> _Task_
Copy all lines below containing "документах".

> _Data records_
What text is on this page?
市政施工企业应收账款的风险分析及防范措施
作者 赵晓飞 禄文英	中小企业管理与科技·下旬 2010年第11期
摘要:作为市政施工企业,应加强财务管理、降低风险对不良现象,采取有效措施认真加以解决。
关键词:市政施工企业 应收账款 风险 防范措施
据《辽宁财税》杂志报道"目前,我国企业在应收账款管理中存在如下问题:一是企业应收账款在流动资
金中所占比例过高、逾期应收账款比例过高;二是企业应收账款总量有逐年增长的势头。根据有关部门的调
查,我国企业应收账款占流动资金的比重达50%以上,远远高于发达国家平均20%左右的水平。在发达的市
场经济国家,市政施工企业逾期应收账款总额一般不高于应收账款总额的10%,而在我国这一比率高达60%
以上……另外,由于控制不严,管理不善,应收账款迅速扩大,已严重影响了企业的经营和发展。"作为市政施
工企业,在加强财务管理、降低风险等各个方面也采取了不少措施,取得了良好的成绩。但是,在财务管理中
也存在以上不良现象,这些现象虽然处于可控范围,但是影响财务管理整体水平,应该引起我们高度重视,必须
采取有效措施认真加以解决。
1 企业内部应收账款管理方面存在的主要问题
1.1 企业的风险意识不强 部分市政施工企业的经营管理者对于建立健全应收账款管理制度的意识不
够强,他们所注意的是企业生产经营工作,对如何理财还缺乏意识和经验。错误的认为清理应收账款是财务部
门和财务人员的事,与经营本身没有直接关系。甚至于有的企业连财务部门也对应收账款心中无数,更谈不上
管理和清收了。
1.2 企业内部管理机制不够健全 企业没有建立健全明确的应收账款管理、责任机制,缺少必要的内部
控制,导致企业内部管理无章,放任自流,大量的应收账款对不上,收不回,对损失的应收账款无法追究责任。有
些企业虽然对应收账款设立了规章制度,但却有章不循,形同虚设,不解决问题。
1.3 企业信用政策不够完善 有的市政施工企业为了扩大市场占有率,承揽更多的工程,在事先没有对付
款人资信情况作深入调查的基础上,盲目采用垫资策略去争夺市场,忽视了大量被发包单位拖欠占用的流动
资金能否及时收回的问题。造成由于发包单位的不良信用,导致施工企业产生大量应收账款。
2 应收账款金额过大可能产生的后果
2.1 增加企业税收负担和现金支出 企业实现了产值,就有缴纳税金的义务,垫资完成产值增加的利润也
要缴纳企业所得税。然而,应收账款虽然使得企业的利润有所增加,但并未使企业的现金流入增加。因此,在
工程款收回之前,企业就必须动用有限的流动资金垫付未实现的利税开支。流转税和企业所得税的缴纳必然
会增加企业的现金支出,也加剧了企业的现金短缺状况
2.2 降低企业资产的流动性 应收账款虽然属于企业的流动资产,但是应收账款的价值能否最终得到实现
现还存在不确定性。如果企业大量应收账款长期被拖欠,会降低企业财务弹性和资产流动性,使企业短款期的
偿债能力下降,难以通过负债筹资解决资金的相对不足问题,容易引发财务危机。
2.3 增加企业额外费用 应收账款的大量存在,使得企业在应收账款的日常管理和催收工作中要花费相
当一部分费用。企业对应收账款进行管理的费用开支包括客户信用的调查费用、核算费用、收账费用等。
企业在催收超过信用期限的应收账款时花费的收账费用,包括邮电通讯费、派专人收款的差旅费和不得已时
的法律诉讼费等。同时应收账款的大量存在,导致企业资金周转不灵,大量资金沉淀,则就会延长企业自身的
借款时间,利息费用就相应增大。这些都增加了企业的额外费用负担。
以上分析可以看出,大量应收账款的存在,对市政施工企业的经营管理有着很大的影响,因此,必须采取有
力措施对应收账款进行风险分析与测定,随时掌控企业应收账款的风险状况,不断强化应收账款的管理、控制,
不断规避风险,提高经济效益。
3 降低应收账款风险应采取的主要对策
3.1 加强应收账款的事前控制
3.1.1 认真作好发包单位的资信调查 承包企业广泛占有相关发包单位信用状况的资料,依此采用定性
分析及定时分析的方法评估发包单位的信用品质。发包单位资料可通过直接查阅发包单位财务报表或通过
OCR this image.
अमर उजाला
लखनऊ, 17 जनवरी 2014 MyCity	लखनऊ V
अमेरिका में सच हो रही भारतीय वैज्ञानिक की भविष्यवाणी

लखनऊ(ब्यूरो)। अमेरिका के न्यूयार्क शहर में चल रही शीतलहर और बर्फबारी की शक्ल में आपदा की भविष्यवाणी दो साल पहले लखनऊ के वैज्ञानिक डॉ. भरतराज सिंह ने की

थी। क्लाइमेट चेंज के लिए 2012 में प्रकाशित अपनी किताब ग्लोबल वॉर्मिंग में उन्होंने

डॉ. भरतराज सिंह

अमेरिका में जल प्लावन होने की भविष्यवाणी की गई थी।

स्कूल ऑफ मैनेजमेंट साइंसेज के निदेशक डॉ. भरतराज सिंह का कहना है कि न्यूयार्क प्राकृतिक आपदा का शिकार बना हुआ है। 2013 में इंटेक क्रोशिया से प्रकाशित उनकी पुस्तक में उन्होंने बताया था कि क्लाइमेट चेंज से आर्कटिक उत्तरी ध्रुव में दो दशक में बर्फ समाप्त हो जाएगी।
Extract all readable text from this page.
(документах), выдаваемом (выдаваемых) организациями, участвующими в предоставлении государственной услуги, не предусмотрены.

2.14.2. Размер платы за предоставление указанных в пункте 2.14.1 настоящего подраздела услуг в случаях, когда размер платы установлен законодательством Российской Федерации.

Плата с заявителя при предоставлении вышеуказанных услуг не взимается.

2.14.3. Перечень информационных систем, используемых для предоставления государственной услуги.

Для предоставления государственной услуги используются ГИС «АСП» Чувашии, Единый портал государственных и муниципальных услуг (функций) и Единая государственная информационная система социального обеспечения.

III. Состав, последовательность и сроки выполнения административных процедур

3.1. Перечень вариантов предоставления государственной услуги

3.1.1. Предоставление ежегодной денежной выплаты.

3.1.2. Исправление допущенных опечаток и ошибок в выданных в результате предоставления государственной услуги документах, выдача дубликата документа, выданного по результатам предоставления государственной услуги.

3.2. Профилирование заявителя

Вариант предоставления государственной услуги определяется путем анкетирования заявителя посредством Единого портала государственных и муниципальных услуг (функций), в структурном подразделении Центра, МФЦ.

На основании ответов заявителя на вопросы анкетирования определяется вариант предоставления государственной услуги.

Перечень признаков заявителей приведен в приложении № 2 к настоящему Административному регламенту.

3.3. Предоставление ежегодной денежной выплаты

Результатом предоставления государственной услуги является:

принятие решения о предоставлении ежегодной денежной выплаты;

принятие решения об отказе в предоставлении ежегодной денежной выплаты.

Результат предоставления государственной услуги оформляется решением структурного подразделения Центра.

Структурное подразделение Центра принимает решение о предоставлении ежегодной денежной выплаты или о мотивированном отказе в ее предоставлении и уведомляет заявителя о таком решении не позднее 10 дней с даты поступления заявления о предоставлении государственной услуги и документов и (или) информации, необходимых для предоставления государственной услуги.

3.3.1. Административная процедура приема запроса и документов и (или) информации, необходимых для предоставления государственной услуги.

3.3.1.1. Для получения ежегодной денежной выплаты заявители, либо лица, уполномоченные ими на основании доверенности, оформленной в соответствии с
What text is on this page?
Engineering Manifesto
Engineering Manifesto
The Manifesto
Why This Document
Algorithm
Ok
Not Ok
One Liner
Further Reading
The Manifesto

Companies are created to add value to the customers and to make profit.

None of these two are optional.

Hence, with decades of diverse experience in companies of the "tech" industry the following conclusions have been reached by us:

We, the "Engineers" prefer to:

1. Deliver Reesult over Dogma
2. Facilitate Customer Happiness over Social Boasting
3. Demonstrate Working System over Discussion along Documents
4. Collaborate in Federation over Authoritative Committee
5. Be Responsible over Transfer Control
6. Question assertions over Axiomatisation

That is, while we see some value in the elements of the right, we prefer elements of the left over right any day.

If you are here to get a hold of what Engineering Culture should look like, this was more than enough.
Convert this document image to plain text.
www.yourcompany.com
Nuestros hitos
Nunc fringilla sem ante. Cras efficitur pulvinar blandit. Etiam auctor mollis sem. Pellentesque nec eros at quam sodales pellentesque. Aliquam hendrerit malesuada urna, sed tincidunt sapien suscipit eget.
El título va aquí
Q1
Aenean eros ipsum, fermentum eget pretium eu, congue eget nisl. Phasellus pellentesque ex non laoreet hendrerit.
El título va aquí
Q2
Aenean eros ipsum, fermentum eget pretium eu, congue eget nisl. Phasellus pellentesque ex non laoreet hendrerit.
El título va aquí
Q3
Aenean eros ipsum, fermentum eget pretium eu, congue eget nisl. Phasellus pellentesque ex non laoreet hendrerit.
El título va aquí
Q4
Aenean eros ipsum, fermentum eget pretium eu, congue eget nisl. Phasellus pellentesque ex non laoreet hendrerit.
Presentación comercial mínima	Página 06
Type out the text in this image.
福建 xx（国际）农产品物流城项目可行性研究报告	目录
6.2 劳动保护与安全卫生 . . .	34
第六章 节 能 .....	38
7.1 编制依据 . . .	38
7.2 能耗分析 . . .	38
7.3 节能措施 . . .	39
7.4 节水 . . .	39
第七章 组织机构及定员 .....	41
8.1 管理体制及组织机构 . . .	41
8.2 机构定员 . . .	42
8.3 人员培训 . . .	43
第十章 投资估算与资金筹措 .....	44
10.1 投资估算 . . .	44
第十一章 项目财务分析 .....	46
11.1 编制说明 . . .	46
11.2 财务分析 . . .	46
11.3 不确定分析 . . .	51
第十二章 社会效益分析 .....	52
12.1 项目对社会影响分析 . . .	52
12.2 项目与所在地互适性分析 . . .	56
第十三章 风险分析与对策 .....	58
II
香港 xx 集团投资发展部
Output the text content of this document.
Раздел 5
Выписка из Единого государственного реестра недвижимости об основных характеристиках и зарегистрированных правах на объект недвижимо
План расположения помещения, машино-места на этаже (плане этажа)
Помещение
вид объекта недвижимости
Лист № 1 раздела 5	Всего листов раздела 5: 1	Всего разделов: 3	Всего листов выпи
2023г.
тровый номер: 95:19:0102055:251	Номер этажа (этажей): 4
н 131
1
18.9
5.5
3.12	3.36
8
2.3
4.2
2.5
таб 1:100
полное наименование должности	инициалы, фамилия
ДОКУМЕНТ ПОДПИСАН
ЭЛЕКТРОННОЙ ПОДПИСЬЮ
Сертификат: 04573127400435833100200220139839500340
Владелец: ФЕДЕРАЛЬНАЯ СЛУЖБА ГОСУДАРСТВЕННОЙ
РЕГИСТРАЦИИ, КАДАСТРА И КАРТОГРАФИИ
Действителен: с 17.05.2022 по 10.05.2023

> _Finished answer_
(документах), выдаваемом (выдаваемых) организациями, участвующими в предоставлении государственной услуги, не предусмотрены.
3.1.2. Исправление допущенных опечаток и ошибок в выданных в результате предоставления государственной услуги документах, выдача дубликата документа, выданного по результатам предоставления государственной услуги.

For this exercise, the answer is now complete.